#### Data for processing

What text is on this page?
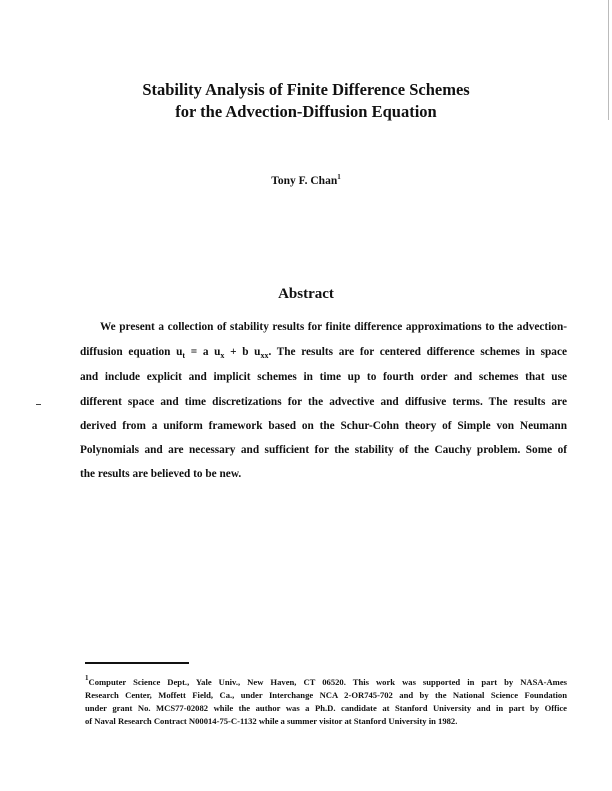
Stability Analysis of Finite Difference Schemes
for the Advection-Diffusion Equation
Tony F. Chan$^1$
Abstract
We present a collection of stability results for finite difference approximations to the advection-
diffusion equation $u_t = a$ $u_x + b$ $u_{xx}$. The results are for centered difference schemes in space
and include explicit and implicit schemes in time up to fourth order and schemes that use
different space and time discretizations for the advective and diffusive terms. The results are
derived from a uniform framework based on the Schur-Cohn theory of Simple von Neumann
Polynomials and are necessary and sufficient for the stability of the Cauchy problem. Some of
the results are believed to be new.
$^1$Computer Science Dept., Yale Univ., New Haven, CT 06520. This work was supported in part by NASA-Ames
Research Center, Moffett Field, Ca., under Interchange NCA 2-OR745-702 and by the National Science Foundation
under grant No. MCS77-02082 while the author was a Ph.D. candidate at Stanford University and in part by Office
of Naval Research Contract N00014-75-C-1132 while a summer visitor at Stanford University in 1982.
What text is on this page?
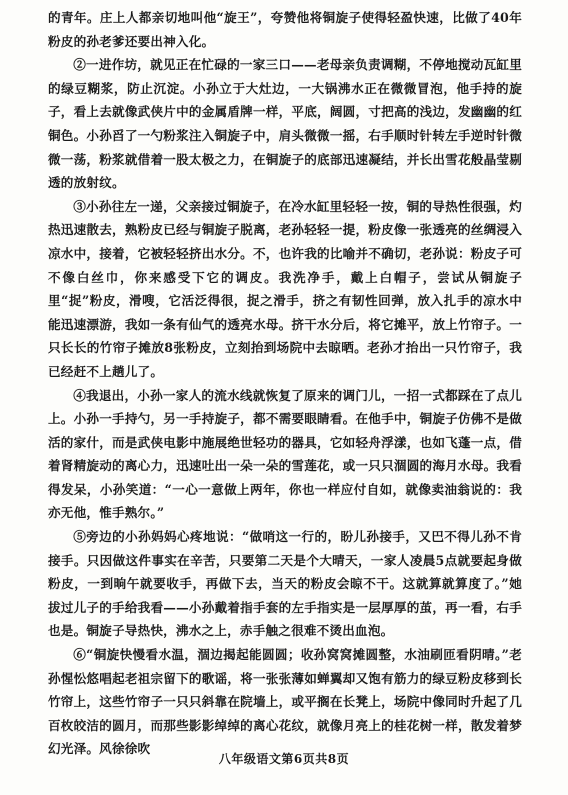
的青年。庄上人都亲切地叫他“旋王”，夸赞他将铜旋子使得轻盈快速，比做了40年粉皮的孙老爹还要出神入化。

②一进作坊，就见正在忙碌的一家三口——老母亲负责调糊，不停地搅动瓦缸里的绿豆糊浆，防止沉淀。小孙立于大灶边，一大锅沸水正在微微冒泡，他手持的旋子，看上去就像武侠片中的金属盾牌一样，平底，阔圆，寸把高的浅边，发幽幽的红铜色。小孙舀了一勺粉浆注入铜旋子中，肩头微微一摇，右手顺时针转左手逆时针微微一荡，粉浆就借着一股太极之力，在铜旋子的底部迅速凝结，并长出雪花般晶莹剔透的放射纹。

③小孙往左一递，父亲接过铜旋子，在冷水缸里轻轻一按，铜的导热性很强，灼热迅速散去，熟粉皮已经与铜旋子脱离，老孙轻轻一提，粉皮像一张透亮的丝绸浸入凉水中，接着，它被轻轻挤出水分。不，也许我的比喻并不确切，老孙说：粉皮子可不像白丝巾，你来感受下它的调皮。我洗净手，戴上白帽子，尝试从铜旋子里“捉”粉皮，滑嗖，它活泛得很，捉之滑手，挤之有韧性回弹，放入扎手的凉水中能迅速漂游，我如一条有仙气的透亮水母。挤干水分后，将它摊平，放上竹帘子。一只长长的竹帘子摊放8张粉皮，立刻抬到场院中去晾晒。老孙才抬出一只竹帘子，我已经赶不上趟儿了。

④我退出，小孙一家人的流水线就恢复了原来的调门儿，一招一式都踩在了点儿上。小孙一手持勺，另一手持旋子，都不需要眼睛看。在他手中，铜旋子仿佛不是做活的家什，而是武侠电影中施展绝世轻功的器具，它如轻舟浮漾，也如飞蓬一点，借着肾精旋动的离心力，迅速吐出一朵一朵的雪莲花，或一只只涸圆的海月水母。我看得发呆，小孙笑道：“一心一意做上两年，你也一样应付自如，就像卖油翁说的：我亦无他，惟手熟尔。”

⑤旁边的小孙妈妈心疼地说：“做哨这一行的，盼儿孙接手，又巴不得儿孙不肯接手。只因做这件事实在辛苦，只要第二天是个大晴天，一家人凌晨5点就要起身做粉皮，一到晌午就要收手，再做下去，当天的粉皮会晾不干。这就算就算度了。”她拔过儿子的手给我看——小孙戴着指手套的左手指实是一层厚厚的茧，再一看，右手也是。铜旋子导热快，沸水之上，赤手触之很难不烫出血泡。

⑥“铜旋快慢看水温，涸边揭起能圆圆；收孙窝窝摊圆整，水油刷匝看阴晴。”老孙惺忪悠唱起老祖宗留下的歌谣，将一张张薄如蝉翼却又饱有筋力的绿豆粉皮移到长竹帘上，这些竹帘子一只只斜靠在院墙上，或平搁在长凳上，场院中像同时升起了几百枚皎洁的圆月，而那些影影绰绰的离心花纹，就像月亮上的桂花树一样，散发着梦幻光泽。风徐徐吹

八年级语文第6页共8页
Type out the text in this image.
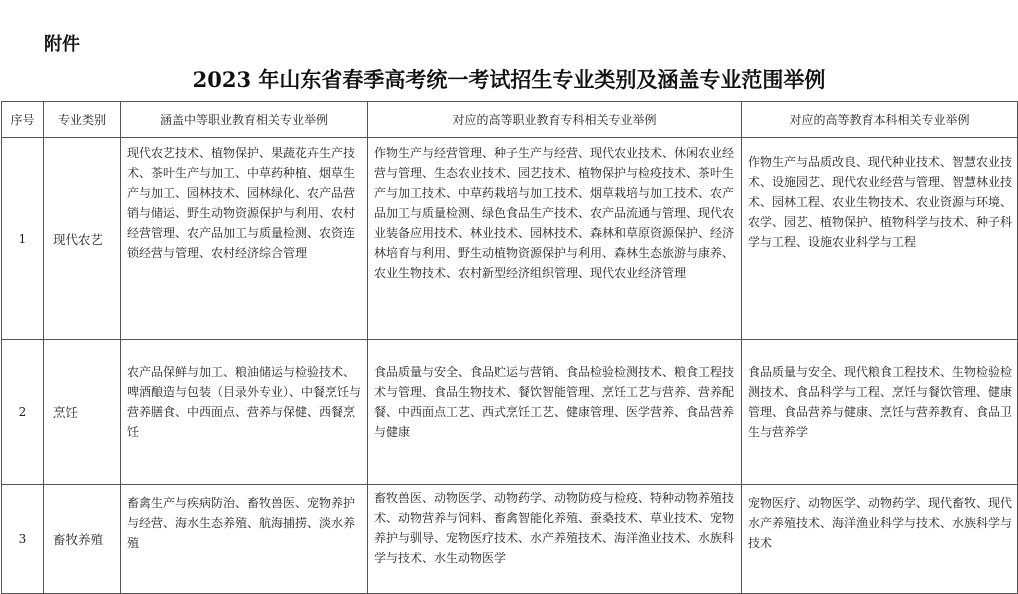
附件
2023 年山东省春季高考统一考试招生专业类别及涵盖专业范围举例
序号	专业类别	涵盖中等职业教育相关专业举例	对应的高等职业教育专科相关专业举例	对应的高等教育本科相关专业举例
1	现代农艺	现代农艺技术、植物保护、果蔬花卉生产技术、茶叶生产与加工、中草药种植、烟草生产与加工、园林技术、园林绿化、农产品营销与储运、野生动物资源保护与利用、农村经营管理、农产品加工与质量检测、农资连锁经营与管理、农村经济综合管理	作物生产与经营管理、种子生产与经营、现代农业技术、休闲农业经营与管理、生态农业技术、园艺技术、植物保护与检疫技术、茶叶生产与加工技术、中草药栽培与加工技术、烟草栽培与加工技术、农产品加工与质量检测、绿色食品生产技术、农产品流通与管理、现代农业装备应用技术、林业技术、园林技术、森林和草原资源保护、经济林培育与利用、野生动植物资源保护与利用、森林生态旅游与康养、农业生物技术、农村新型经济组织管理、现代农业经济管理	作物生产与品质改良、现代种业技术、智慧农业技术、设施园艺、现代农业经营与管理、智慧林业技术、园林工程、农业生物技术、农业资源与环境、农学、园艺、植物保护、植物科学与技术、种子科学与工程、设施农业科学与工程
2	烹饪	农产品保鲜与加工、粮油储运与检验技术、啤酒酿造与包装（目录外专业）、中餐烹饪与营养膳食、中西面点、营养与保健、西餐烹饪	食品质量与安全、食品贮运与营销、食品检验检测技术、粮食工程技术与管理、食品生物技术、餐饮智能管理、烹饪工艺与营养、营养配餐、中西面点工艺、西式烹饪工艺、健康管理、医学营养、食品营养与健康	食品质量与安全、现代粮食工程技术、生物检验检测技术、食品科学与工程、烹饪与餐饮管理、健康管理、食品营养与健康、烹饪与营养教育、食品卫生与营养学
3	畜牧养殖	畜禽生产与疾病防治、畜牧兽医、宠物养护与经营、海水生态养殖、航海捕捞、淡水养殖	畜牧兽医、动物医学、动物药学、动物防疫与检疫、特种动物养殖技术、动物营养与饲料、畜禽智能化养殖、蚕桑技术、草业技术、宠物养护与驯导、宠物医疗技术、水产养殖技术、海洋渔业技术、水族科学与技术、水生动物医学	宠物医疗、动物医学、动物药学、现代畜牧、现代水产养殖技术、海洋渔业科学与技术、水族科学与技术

########

Exercise details: Identify the lines in the entries that hold "under" and return each one.

Full answer:
Research Center, Moffett Field, Ca., under Interchange NCA 2-OR745-702 and by the National Science Foundation
under grant No. MCS77-02082 while the author was a Ph.D. candidate at Stanford University and in part by Office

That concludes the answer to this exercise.